--- START OF Working data ---

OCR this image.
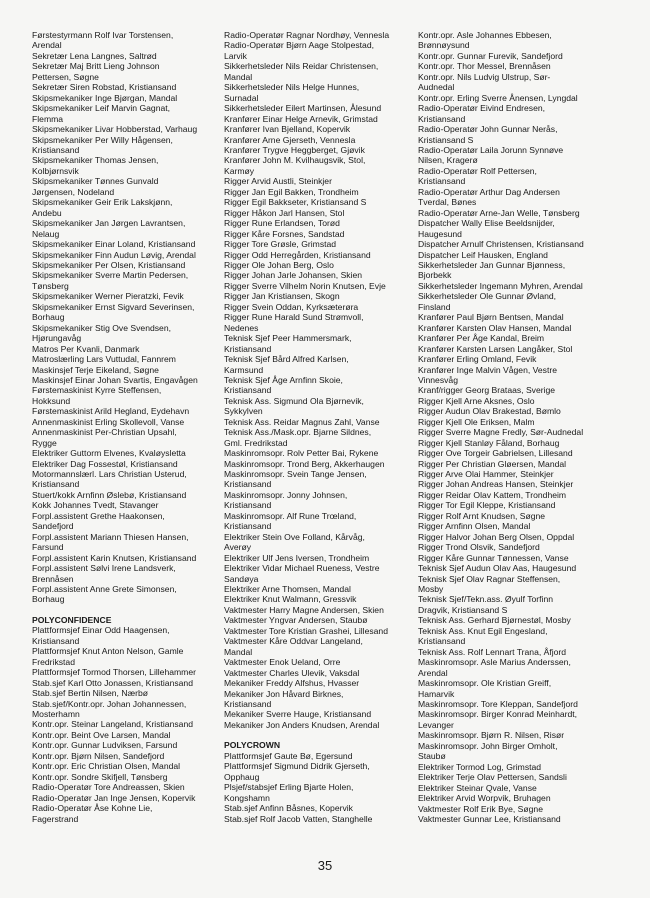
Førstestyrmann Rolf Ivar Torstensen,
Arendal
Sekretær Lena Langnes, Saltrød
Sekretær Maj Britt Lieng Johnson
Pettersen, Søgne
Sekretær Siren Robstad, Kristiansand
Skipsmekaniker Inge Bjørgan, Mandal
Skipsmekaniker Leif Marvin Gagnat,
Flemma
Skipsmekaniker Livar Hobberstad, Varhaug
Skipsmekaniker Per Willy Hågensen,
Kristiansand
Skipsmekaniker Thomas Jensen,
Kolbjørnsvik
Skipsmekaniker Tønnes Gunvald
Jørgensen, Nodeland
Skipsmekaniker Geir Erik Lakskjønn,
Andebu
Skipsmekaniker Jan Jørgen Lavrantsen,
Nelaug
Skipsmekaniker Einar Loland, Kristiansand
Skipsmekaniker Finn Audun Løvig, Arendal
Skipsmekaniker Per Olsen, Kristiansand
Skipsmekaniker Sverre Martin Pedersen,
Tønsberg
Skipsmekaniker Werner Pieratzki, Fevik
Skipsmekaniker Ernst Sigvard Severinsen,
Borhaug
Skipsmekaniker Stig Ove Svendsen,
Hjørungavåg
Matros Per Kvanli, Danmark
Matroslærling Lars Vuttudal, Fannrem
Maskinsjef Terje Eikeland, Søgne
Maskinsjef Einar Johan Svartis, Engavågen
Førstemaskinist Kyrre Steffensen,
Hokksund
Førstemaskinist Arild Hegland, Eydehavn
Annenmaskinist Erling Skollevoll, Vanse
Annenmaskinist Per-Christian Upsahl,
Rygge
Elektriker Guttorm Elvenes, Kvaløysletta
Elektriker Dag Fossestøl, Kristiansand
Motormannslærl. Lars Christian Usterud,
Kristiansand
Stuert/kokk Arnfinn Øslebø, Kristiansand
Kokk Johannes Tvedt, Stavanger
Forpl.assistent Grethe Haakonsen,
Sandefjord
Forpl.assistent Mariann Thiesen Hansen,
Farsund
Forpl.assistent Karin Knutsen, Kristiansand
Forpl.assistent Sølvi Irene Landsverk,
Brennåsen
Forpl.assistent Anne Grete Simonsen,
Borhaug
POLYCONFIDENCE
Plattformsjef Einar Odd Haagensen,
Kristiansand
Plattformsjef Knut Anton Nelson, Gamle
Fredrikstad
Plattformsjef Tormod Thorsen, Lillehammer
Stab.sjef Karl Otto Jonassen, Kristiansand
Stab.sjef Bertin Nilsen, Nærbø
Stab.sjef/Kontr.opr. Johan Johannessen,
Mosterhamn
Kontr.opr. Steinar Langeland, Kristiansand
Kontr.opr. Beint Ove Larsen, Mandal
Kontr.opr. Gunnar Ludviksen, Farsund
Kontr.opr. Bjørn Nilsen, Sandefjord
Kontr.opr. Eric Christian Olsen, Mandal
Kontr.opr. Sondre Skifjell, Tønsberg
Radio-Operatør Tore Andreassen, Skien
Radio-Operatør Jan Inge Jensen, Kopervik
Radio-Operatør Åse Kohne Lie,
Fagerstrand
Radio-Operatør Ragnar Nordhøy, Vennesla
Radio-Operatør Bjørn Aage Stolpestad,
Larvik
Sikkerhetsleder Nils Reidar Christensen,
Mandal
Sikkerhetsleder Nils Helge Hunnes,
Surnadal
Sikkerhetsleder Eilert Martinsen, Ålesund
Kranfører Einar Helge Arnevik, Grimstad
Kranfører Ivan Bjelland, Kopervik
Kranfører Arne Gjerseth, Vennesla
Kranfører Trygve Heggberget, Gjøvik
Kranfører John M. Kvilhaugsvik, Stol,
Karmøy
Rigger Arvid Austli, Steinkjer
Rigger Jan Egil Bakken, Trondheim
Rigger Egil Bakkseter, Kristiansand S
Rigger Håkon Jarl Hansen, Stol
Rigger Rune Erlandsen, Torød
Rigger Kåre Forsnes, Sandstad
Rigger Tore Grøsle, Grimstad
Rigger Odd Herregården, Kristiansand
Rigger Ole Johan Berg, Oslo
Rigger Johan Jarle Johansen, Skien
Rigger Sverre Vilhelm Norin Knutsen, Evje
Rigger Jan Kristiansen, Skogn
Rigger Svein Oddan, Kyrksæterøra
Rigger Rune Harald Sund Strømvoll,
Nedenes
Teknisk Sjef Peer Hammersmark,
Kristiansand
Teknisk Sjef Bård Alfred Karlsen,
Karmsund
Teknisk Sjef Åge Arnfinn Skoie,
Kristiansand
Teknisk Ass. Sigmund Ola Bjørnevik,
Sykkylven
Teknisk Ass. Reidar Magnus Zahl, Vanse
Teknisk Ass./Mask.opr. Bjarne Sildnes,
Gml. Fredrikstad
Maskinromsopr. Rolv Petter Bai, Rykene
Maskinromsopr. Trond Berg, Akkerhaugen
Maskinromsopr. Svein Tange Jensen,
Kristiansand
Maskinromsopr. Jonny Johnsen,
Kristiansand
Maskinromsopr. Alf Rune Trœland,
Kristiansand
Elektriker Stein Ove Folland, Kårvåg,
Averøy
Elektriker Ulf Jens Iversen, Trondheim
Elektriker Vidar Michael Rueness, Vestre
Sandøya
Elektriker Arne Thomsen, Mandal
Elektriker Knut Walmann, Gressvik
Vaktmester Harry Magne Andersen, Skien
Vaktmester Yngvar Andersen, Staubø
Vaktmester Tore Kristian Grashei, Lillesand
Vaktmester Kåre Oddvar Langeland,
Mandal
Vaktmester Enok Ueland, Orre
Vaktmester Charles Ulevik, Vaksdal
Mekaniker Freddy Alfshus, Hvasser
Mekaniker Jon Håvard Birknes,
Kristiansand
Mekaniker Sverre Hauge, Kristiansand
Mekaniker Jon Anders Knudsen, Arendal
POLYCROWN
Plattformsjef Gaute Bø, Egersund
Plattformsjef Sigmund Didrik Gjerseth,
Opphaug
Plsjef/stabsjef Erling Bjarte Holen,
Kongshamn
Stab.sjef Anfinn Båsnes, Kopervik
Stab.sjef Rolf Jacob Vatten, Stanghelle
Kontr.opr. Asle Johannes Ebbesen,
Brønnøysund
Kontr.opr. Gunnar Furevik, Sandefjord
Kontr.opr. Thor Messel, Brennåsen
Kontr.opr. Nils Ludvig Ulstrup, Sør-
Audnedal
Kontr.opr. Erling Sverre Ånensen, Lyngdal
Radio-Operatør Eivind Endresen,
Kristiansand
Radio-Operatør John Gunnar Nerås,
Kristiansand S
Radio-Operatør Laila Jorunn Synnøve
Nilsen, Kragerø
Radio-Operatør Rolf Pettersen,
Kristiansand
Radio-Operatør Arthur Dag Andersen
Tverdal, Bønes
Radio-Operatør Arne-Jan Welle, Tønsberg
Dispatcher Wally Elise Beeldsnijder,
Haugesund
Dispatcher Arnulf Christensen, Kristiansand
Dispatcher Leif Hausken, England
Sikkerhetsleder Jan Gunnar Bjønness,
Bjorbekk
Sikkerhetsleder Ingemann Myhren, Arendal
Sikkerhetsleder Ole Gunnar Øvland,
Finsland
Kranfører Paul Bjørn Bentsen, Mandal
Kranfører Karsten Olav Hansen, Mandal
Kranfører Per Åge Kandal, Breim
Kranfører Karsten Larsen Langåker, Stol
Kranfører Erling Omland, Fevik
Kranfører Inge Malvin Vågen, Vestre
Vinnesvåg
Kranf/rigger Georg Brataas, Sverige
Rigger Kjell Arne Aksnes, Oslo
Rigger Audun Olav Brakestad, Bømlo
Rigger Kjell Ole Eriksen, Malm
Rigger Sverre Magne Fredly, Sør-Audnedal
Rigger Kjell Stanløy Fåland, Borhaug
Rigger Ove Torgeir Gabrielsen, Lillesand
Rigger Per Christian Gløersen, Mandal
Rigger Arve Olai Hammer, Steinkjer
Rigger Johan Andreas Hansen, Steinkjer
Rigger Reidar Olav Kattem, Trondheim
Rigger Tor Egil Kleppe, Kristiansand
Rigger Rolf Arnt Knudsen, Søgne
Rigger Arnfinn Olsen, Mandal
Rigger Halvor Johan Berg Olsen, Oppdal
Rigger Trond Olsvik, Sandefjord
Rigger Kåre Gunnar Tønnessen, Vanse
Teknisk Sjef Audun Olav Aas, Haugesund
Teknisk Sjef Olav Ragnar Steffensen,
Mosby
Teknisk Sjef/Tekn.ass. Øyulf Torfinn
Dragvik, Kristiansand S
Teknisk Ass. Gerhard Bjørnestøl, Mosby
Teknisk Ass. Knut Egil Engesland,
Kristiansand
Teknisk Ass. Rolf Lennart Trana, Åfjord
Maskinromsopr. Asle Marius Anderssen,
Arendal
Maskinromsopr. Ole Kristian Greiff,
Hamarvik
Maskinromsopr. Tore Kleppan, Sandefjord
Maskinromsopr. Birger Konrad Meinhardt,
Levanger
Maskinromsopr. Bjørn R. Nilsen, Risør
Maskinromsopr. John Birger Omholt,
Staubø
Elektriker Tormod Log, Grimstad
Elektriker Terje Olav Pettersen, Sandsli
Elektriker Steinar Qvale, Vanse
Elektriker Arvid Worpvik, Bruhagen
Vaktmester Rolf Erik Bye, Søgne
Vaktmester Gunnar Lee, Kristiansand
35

--- END OF Working data ---
--- START OF Working data ---

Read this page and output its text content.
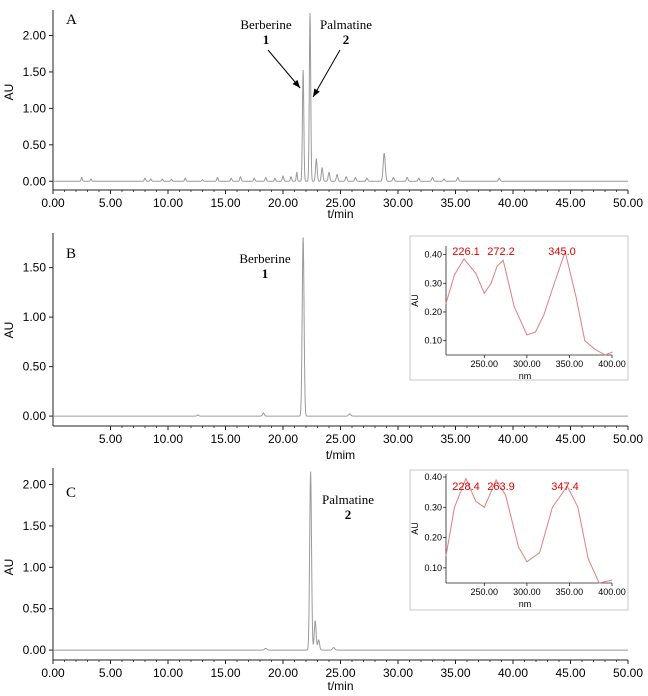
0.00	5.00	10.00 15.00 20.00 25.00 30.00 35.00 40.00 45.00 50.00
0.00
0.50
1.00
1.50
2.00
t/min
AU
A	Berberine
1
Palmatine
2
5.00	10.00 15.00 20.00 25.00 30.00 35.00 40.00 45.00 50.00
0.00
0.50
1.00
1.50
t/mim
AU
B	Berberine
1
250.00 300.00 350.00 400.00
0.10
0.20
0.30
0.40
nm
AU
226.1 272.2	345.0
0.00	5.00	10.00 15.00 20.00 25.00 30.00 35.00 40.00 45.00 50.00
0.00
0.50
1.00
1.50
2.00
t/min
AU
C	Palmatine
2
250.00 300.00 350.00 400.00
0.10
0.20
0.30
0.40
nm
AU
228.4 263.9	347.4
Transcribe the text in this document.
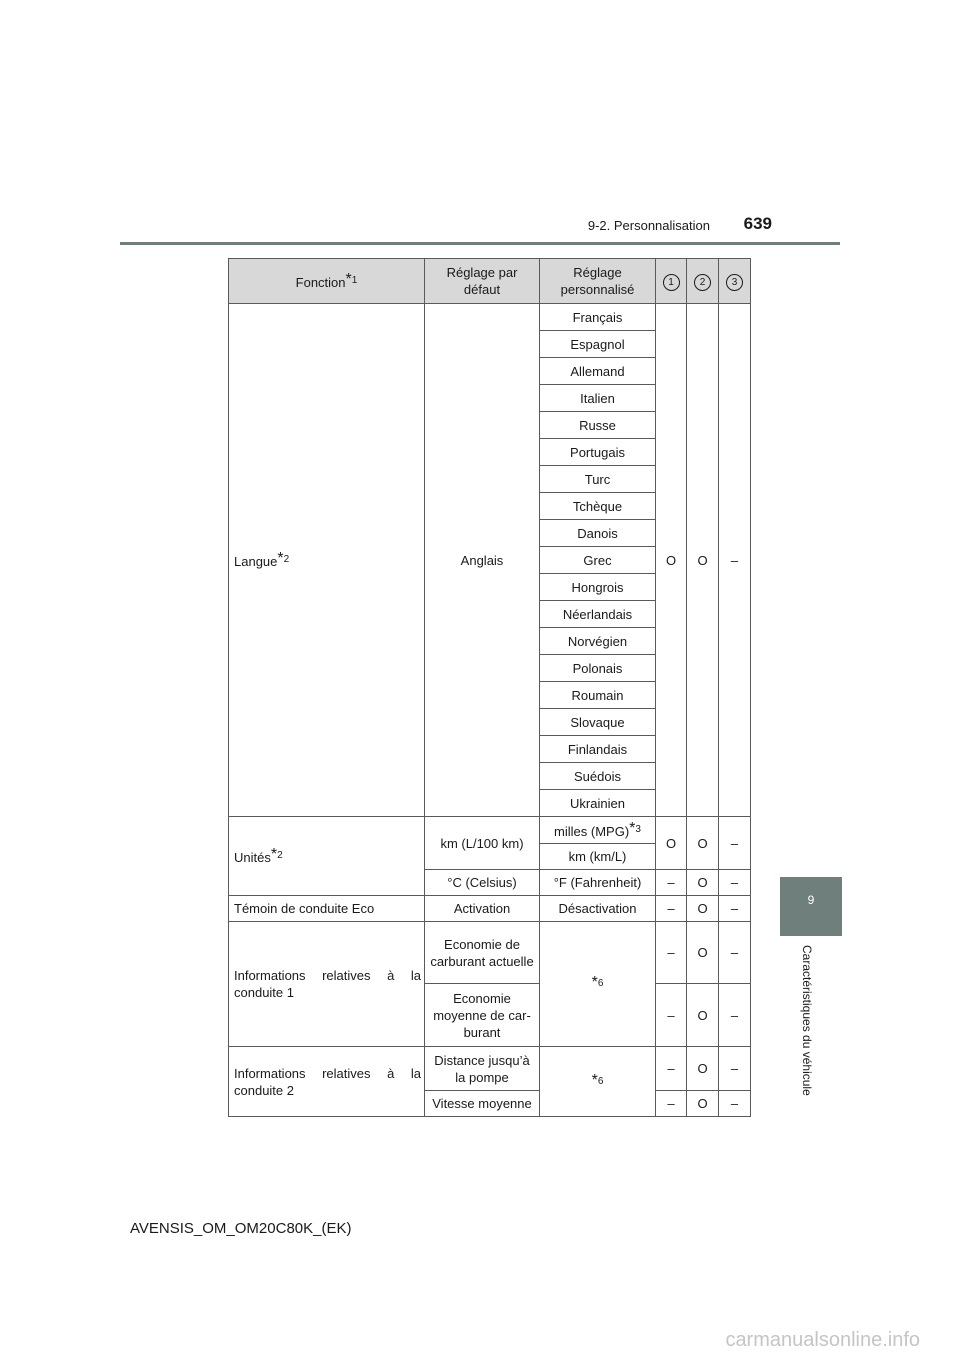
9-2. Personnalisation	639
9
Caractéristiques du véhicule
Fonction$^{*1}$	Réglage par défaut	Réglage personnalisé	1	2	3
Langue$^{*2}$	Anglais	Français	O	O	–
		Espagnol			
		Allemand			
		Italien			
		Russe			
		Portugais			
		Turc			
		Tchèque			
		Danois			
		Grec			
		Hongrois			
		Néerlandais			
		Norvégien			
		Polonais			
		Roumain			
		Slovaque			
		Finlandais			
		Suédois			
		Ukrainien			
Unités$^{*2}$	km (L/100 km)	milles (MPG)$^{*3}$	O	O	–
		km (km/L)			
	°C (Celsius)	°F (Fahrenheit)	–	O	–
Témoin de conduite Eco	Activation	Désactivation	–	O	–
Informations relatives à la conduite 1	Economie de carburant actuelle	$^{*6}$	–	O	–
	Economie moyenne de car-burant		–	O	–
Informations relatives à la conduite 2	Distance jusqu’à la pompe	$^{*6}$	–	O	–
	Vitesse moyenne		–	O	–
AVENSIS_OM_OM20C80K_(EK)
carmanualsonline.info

--- END OF Working data ---

(Short exercise): Extract from the data every line where "Arvid" shows up.

(Full solution):
Rigger Arvid Austli, Steinkjer
Elektriker Arvid Worpvik, Bruhagen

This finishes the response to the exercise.